Write the data out again, exactly as given.

--- START Dataset records ---

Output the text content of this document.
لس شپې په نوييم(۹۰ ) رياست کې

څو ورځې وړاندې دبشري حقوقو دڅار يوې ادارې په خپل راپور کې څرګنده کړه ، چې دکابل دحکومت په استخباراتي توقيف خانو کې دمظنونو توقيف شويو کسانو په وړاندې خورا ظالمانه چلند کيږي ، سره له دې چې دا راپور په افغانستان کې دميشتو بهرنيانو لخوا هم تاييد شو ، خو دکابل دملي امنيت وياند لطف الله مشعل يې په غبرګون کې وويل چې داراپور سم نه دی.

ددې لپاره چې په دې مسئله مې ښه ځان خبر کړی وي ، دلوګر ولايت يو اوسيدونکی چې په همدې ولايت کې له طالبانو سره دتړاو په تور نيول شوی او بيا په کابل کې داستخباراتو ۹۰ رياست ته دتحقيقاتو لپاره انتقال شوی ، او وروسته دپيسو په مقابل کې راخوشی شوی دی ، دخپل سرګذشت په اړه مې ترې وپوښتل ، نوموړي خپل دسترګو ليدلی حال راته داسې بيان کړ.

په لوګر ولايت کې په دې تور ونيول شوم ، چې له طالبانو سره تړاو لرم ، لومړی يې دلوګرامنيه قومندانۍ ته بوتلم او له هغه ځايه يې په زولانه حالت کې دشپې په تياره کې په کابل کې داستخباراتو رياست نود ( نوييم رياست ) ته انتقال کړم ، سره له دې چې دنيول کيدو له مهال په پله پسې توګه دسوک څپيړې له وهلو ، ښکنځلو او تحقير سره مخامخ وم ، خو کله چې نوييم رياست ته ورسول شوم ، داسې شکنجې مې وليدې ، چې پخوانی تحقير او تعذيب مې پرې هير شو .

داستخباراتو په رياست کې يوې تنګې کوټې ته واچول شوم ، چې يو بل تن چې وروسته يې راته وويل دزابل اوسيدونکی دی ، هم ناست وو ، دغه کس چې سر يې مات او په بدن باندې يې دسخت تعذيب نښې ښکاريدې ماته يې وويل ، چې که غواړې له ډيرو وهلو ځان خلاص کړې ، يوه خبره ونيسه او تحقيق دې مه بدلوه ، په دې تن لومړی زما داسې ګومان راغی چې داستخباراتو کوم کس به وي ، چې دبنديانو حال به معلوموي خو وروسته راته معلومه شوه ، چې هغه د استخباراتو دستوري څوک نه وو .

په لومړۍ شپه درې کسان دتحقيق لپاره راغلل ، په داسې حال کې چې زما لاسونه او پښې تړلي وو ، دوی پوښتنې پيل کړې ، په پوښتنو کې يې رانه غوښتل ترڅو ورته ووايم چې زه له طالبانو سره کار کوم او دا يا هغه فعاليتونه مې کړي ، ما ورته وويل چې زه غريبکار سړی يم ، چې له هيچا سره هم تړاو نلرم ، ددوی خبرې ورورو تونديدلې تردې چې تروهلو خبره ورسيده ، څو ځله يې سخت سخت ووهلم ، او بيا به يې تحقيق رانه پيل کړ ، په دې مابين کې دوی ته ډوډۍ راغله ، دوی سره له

--- END Dataset records ---

Solution:
Output the text content of this document.
لس شپې په نوييم(۹۰ ) رياست کې

څو ورځې وړاندې دبشري حقوقو دڅار يوې ادارې په خپل راپور کې څرګنده کړه ، چې دکابل دحکومت په استخباراتي توقيف خانو کې دمظنونو توقيف شويو کسانو په وړاندې خورا ظالمانه چلند کيږي ، سره له دې چې دا راپور په افغانستان کې دميشتو بهرنيانو لخوا هم تاييد شو ، خو دکابل دملي امنيت وياند لطف الله مشعل يې په غبرګون کې وويل چې داراپور سم نه دی.

ددې لپاره چې په دې مسئله مې ښه ځان خبر کړی وي ، دلوګر ولايت يو اوسيدونکی چې په همدې ولايت کې له طالبانو سره دتړاو په تور نيول شوی او بيا په کابل کې داستخباراتو ۹۰ رياست ته دتحقيقاتو لپاره انتقال شوی ، او وروسته دپيسو په مقابل کې راخوشی شوی دی ، دخپل سرګذشت په اړه مې ترې وپوښتل ، نوموړي خپل دسترګو ليدلی حال راته داسې بيان کړ.

په لوګر ولايت کې په دې تور ونيول شوم ، چې له طالبانو سره تړاو لرم ، لومړی يې دلوګرامنيه قومندانۍ ته بوتلم او له هغه ځايه يې په زولانه حالت کې دشپې په تياره کې په کابل کې داستخباراتو رياست نود ( نوييم رياست ) ته انتقال کړم ، سره له دې چې دنيول کيدو له مهال په پله پسې توګه دسوک څپيړې له وهلو ، ښکنځلو او تحقير سره مخامخ وم ، خو کله چې نوييم رياست ته ورسول شوم ، داسې شکنجې مې وليدې ، چې پخوانی تحقير او تعذيب مې پرې هير شو .

داستخباراتو په رياست کې يوې تنګې کوټې ته واچول شوم ، چې يو بل تن چې وروسته يې راته وويل دزابل اوسيدونکی دی ، هم ناست وو ، دغه کس چې سر يې مات او په بدن باندې يې دسخت تعذيب نښې ښکاريدې ماته يې وويل ، چې که غواړې له ډيرو وهلو ځان خلاص کړې ، يوه خبره ونيسه او تحقيق دې مه بدلوه ، په دې تن لومړی زما داسې ګومان راغی چې داستخباراتو کوم کس به وي ، چې دبنديانو حال به معلوموي خو وروسته راته معلومه شوه ، چې هغه د استخباراتو دستوري څوک نه وو .

په لومړۍ شپه درې کسان دتحقيق لپاره راغلل ، په داسې حال کې چې زما لاسونه او پښې تړلي وو ، دوی پوښتنې پيل کړې ، په پوښتنو کې يې رانه غوښتل ترڅو ورته ووايم چې زه له طالبانو سره کار کوم او دا يا هغه فعاليتونه مې کړي ، ما ورته وويل چې زه غريبکار سړی يم ، چې له هيچا سره هم تړاو نلرم ، ددوی خبرې ورورو تونديدلې تردې چې تروهلو خبره ورسيده ، څو ځله يې سخت سخت ووهلم ، او بيا به يې تحقيق رانه پيل کړ ، په دې مابين کې دوی ته ډوډۍ راغله ، دوی سره له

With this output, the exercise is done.